Written task. Tally the lines of the records below that contain the string "series", treating uppercase and lowercase as different. Give only the number.

__________

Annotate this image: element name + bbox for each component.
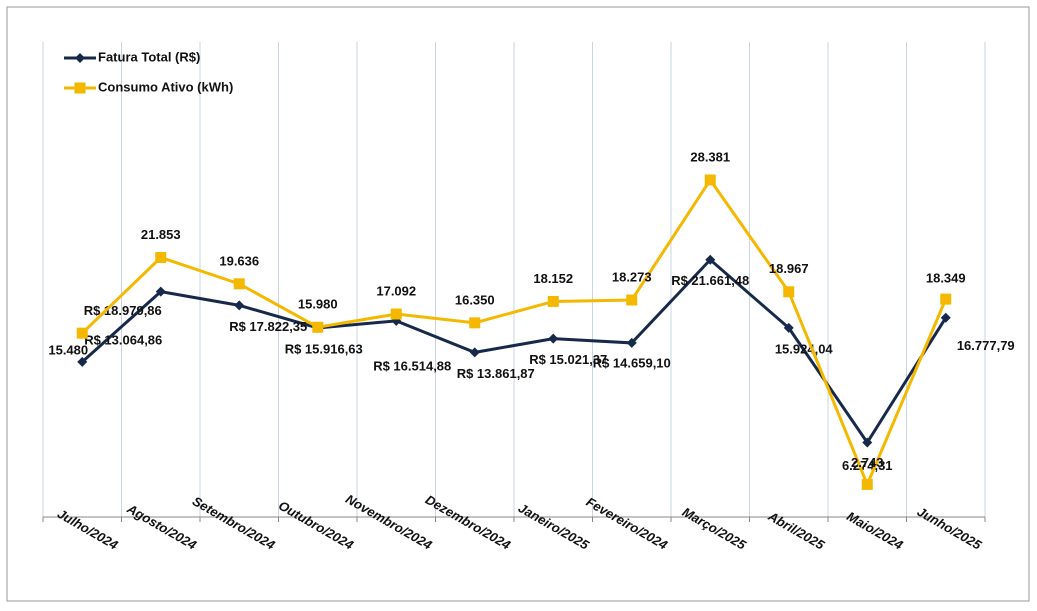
data-label: R$ 13.861,87 [457,366,535,381]
data-label: R$ 21.661,48 [671,273,749,288]
data-label: 2.743 [851,455,884,470]
data-point [155,286,166,297]
data-label: R$ 13.064,86 [84,332,162,347]
data-label: 21.853 [141,227,181,242]
data-point [548,333,559,344]
data-label: 15.480 [48,343,88,358]
data-point [705,254,716,265]
data-point [940,293,952,305]
legend-marker [75,53,85,63]
data-point [155,251,167,263]
data-point [77,356,88,367]
data-point [783,322,794,333]
data-point [626,294,638,306]
data-point [312,321,324,333]
data-label: 6.274,31 [842,458,893,473]
data-label: R$ 14.659,10 [593,355,671,370]
legend-marker [74,82,86,94]
legend-label: Fatura Total (R$) [98,49,200,64]
data-point [469,347,480,358]
data-label: 18.349 [926,271,966,286]
data-point [76,327,88,339]
data-point [233,278,245,290]
data-label: 17.092 [376,283,416,298]
data-label: 16.777,79 [957,338,1015,353]
data-label: R$ 16.514,88 [373,358,451,373]
data-label: R$ 15.916,63 [285,341,363,356]
data-label: R$ 15.021,37 [529,352,607,367]
data-point [626,337,637,348]
chart-border [6,6,1030,602]
data-label: 28.381 [690,149,730,164]
data-label: 19.636 [219,253,259,268]
series-line [81,177,948,489]
data-point [862,437,873,448]
legend-label: Consumo Ativo (kWh) [98,79,233,94]
data-label: 16.350 [455,292,495,307]
series-line [81,257,948,446]
data-point [469,317,481,329]
data-label: 18.967 [769,261,809,276]
data-label: R$ 17.822,35 [229,319,307,334]
data-point [390,308,402,320]
data-point [940,312,951,323]
data-label: 15.924,04 [775,341,834,356]
data-label: R$ 18.979,86 [84,303,162,318]
data-label: 18.152 [533,271,573,286]
data-label: 15.980 [298,297,338,312]
data-point [861,478,873,490]
data-point [783,286,795,298]
data-point [234,300,245,311]
data-point [704,174,716,186]
data-label: 18.273 [612,269,652,284]
data-point [547,295,559,307]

__________

Result of this exercise. 2